__What needs to be done__
Filter for the word "Deficit" and keep each matching line.

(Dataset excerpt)

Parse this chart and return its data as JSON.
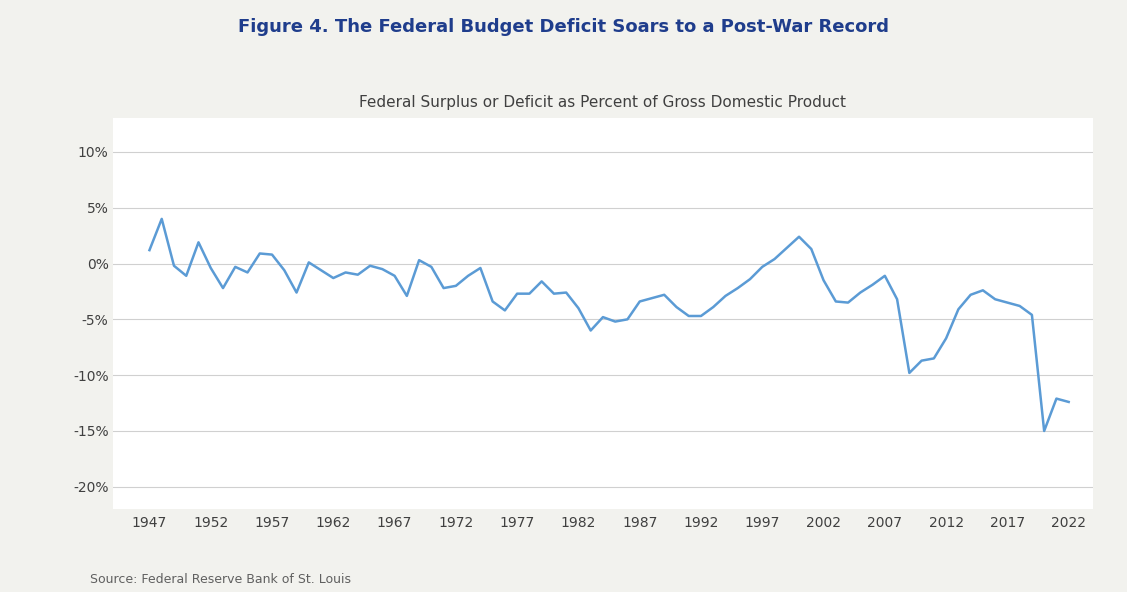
{
  "title": "Figure 4. The Federal Budget Deficit Soars to a Post-War Record",
  "subtitle": "Federal Surplus or Deficit as Percent of Gross Domestic Product",
  "source": "Source: Federal Reserve Bank of St. Louis",
  "line_color": "#5b9bd5",
  "background_color": "#f2f2ee",
  "plot_background_color": "#ffffff",
  "title_color": "#1f3d8c",
  "subtitle_color": "#404040",
  "years": [
    1947,
    1948,
    1949,
    1950,
    1951,
    1952,
    1953,
    1954,
    1955,
    1956,
    1957,
    1958,
    1959,
    1960,
    1961,
    1962,
    1963,
    1964,
    1965,
    1966,
    1967,
    1968,
    1969,
    1970,
    1971,
    1972,
    1973,
    1974,
    1975,
    1976,
    1977,
    1978,
    1979,
    1980,
    1981,
    1982,
    1983,
    1984,
    1985,
    1986,
    1987,
    1988,
    1989,
    1990,
    1991,
    1992,
    1993,
    1994,
    1995,
    1996,
    1997,
    1998,
    1999,
    2000,
    2001,
    2002,
    2003,
    2004,
    2005,
    2006,
    2007,
    2008,
    2009,
    2010,
    2011,
    2012,
    2013,
    2014,
    2015,
    2016,
    2017,
    2018,
    2019,
    2020,
    2021,
    2022
  ],
  "values": [
    1.2,
    4.0,
    -0.2,
    -1.1,
    1.9,
    -0.4,
    -2.2,
    -0.3,
    -0.8,
    0.9,
    0.8,
    -0.6,
    -2.6,
    0.1,
    -0.6,
    -1.3,
    -0.8,
    -1.0,
    -0.2,
    -0.5,
    -1.1,
    -2.9,
    0.3,
    -0.3,
    -2.2,
    -2.0,
    -1.1,
    -0.4,
    -3.4,
    -4.2,
    -2.7,
    -2.7,
    -1.6,
    -2.7,
    -2.6,
    -4.0,
    -6.0,
    -4.8,
    -5.2,
    -5.0,
    -3.4,
    -3.1,
    -2.8,
    -3.9,
    -4.7,
    -4.7,
    -3.9,
    -2.9,
    -2.2,
    -1.4,
    -0.3,
    0.4,
    1.4,
    2.4,
    1.3,
    -1.5,
    -3.4,
    -3.5,
    -2.6,
    -1.9,
    -1.1,
    -3.2,
    -9.8,
    -8.7,
    -8.5,
    -6.7,
    -4.1,
    -2.8,
    -2.4,
    -3.2,
    -3.5,
    -3.8,
    -4.6,
    -15.0,
    -12.1,
    -12.4
  ],
  "yticks": [
    -20,
    -15,
    -10,
    -5,
    0,
    5,
    10
  ],
  "xticks": [
    1947,
    1952,
    1957,
    1962,
    1967,
    1972,
    1977,
    1982,
    1987,
    1992,
    1997,
    2002,
    2007,
    2012,
    2017,
    2022
  ],
  "ylim": [
    -22,
    13
  ],
  "xlim": [
    1944,
    2024
  ]
}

__Response to this exercise__
  "title": "Figure 4. The Federal Budget Deficit Soars to a Post-War Record",
  "subtitle": "Federal Surplus or Deficit as Percent of Gross Domestic Product",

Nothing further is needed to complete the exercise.